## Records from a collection

/---

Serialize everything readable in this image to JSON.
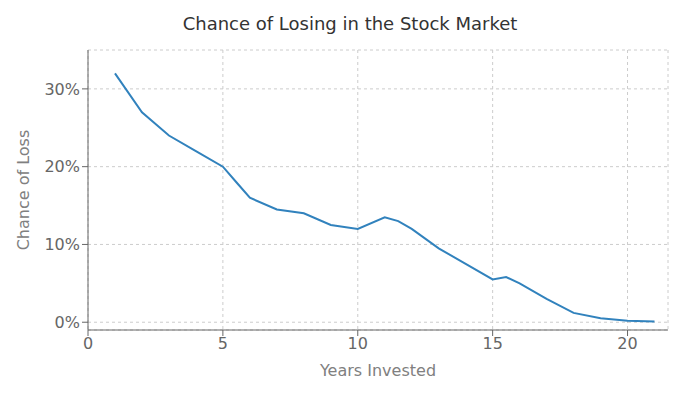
{
  "chart_data": {
    "type": "line",
    "title": "Chance of Losing in the Stock Market",
    "xlabel": "Years Invested",
    "ylabel": "Chance of Loss",
    "x": [
      1,
      2,
      3,
      4,
      5,
      5.5,
      6,
      7,
      8,
      9,
      10,
      11,
      11.5,
      12,
      13,
      14,
      15,
      15.5,
      16,
      17,
      18,
      19,
      20,
      21
    ],
    "values": [
      32,
      27,
      24,
      22,
      20,
      18,
      16,
      14.5,
      14,
      12.5,
      12,
      13.5,
      13,
      12,
      9.5,
      7.5,
      5.5,
      5.8,
      5,
      3,
      1.2,
      0.5,
      0.2,
      0.1
    ],
    "xlim": [
      0,
      21.5
    ],
    "ylim": [
      -1,
      35
    ],
    "xticks": [
      0,
      5,
      10,
      15,
      20
    ],
    "yticks": [
      {
        "value": 0,
        "label": "0%"
      },
      {
        "value": 10,
        "label": "10%"
      },
      {
        "value": 20,
        "label": "20%"
      },
      {
        "value": 30,
        "label": "30%"
      }
    ],
    "grid": true,
    "marker": "none"
  }
}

\---

Copy every line in the entries above that has the string "Chance" in it.

    "title": "Chance of Losing in the Stock Market",
    "ylabel": "Chance of Loss",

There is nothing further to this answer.